### Task to carry out
State how many lines of the entries include the string "image", please, leaving out everything but the number.

==== Excerpted data ====

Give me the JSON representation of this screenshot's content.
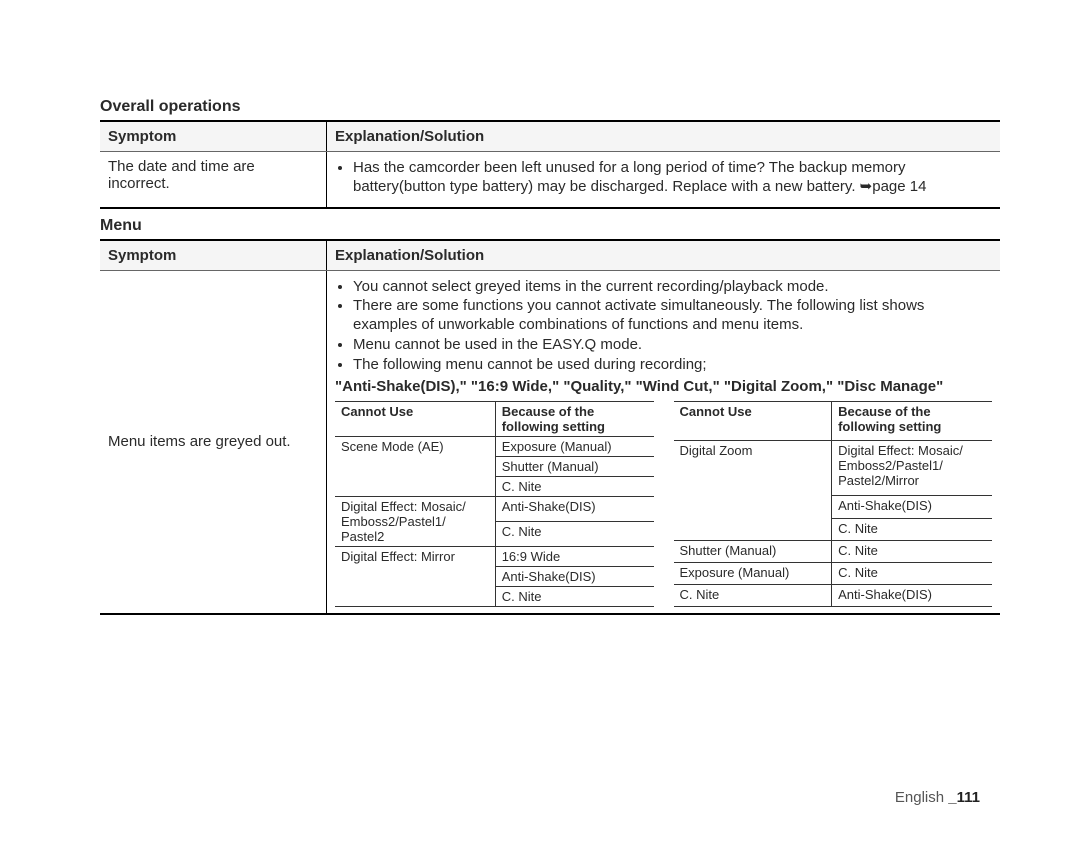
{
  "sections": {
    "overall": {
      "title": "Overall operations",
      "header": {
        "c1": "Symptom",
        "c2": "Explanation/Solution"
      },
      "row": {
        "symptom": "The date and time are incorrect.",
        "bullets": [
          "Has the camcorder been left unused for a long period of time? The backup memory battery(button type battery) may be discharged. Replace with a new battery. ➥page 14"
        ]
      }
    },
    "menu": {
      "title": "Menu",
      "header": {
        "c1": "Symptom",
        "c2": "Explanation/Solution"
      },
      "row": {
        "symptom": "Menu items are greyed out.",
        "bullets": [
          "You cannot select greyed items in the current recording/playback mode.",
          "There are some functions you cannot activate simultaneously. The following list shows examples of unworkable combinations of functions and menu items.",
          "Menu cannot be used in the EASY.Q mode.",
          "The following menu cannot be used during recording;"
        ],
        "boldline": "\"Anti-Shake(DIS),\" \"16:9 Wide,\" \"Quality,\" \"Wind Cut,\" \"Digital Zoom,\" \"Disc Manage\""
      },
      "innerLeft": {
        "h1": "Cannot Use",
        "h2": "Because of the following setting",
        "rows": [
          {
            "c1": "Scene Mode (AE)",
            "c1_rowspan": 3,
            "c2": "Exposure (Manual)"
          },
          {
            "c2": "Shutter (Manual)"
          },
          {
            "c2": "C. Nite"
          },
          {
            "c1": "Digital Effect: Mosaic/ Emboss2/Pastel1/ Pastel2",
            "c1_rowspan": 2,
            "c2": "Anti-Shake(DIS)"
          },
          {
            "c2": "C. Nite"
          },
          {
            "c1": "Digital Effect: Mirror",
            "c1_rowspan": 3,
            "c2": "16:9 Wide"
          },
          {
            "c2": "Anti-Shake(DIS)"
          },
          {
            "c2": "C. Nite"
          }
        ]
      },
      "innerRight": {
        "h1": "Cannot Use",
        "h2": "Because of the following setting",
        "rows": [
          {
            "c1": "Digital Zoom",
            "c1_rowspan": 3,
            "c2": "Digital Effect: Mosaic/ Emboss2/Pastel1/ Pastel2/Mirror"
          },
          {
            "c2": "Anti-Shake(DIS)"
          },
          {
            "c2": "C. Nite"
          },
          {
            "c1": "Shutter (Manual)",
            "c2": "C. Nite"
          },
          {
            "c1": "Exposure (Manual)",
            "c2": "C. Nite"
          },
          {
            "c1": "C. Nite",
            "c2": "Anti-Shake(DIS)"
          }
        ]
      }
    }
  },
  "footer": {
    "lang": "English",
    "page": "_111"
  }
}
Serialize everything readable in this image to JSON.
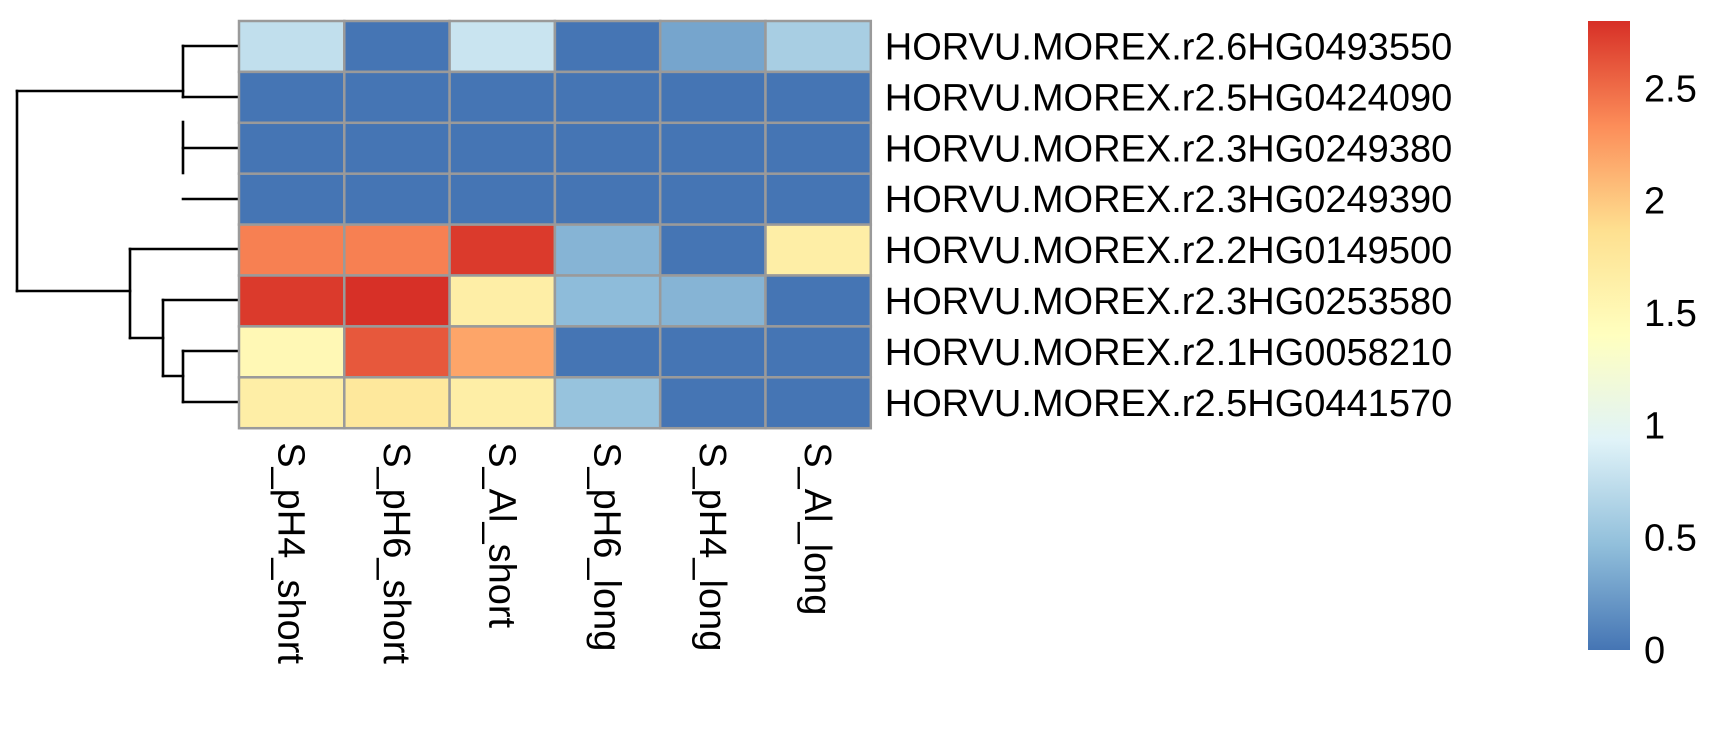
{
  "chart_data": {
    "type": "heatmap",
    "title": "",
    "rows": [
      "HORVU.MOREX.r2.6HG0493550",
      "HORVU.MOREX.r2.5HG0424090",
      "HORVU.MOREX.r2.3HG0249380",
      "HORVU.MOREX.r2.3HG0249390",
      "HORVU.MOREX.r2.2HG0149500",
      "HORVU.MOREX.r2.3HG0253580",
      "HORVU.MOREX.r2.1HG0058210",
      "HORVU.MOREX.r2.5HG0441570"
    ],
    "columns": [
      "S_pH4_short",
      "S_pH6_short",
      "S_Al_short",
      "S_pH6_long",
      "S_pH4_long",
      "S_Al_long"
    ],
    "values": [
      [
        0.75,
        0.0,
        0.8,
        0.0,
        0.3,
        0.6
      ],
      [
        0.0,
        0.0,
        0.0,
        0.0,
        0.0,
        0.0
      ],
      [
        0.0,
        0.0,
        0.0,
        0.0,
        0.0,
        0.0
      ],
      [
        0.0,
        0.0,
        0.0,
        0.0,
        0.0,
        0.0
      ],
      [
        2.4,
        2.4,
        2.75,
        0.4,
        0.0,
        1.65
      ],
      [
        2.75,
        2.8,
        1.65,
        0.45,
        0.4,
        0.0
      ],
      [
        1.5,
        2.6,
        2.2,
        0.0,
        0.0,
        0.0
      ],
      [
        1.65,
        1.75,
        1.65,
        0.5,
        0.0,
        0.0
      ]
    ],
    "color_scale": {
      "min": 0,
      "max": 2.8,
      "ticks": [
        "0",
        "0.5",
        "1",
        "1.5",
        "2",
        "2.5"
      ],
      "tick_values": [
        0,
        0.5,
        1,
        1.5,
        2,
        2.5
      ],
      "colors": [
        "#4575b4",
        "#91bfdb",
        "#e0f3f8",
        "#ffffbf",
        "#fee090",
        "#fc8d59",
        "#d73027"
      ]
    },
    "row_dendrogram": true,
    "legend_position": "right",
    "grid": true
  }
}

====
==== Excerpted data ====

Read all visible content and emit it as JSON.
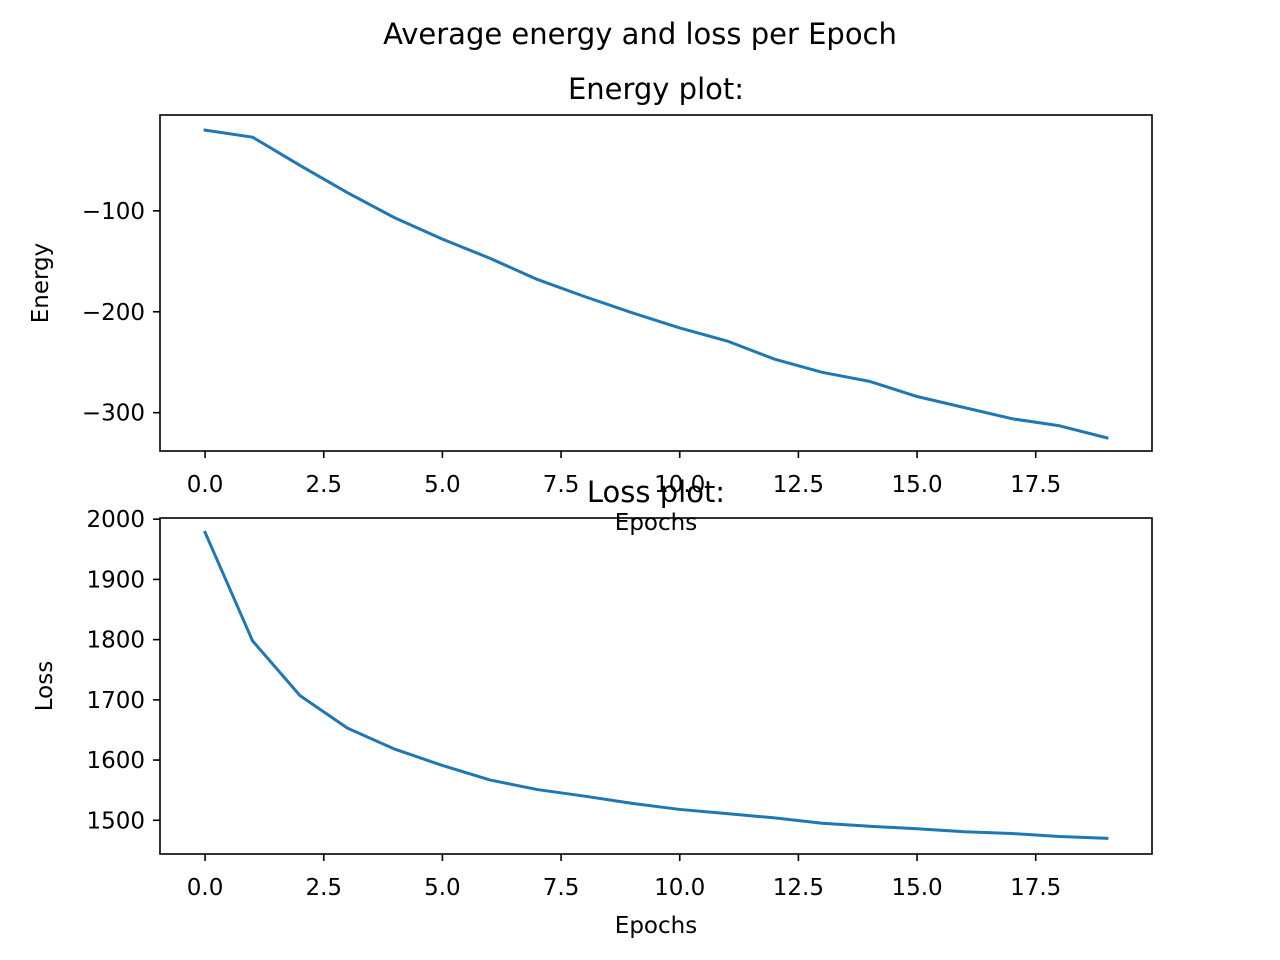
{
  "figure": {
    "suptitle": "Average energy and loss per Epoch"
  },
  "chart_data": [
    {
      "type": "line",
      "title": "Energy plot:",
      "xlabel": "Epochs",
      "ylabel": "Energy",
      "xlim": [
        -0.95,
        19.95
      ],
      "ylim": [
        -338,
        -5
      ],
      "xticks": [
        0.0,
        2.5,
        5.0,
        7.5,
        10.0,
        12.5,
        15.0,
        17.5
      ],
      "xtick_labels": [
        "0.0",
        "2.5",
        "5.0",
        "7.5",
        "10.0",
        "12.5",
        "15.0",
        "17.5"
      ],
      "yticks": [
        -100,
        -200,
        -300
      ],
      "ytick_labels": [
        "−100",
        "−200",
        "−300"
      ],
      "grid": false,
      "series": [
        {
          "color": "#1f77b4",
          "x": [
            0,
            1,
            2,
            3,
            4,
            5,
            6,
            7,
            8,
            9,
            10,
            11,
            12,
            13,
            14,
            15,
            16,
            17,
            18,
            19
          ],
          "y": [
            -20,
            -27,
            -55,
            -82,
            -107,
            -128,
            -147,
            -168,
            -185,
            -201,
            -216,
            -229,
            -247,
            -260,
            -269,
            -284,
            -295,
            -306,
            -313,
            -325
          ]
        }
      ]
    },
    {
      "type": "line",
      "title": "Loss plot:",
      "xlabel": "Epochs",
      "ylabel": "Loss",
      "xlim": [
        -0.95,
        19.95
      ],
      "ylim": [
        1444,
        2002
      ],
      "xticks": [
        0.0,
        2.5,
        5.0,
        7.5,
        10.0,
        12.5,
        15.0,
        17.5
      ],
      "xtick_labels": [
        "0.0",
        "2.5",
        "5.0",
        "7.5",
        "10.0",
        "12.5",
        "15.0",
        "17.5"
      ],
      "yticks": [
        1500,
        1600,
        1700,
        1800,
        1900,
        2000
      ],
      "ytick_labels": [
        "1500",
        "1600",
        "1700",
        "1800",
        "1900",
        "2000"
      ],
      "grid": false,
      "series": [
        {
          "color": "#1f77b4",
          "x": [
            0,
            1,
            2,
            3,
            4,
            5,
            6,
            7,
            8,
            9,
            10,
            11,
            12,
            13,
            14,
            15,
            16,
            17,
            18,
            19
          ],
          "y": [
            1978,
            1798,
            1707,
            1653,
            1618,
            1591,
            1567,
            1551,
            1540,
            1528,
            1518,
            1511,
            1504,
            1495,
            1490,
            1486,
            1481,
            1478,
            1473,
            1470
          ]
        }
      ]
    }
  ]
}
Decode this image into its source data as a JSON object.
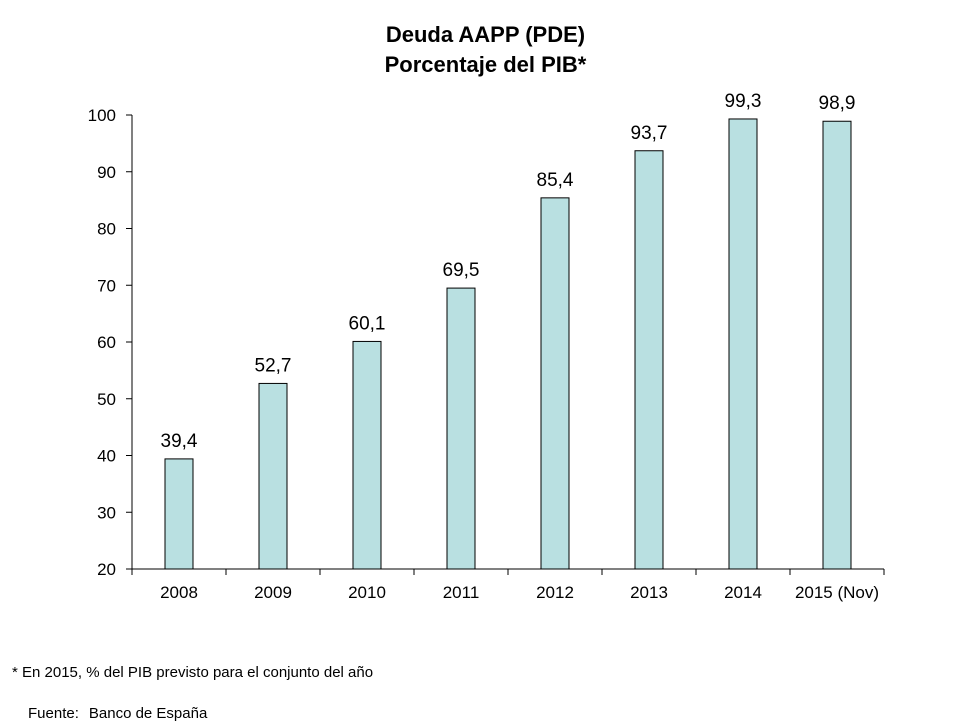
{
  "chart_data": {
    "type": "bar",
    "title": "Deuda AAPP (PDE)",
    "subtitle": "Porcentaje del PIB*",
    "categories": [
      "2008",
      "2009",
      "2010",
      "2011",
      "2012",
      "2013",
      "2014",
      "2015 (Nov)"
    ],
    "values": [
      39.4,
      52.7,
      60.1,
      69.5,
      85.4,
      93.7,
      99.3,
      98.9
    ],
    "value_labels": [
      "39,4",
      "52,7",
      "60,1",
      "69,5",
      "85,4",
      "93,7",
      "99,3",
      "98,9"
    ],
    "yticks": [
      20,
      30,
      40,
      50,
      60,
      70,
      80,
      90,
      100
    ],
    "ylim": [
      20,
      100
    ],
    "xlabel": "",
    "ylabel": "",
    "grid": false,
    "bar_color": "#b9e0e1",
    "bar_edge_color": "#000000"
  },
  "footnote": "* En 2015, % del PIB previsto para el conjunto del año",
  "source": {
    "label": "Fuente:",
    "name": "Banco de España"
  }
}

====
==== Excerpted data ====

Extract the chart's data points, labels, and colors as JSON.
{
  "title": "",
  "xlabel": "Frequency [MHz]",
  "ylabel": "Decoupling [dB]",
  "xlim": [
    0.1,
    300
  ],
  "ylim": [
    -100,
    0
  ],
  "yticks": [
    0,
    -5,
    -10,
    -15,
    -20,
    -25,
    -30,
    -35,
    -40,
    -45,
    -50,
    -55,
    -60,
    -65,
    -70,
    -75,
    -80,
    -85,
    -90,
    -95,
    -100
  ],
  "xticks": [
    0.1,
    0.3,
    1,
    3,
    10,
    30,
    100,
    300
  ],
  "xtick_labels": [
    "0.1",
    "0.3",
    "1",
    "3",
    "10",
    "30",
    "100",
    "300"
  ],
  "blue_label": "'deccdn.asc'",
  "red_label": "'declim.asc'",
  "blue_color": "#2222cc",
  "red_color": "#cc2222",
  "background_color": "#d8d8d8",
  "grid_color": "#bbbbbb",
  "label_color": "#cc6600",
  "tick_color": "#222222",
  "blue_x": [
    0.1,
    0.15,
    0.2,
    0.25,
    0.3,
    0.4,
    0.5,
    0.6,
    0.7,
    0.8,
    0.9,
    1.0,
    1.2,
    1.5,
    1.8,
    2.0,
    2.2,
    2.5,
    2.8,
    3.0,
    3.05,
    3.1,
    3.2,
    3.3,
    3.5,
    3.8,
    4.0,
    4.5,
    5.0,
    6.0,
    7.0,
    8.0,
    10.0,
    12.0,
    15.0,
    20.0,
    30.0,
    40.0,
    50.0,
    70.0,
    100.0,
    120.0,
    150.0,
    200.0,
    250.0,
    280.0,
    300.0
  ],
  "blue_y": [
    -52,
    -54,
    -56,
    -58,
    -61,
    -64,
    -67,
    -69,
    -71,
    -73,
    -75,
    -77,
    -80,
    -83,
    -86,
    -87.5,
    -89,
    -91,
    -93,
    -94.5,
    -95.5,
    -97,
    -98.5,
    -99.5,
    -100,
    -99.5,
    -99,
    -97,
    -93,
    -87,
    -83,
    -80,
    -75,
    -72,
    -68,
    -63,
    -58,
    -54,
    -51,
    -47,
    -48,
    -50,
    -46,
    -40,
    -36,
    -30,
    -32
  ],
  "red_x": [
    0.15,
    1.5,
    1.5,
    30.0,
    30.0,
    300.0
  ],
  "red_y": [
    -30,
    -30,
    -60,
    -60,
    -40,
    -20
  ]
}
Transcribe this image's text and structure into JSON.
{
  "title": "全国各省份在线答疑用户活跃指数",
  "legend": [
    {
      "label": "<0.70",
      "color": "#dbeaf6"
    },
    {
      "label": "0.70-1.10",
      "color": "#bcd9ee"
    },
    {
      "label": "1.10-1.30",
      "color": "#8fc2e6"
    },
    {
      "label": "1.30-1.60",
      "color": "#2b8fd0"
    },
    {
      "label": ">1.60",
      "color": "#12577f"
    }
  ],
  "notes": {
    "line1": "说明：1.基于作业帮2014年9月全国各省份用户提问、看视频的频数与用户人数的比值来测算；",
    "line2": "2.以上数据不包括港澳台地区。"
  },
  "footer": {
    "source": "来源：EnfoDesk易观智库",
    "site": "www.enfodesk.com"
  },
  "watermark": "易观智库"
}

====

### Expected answer
3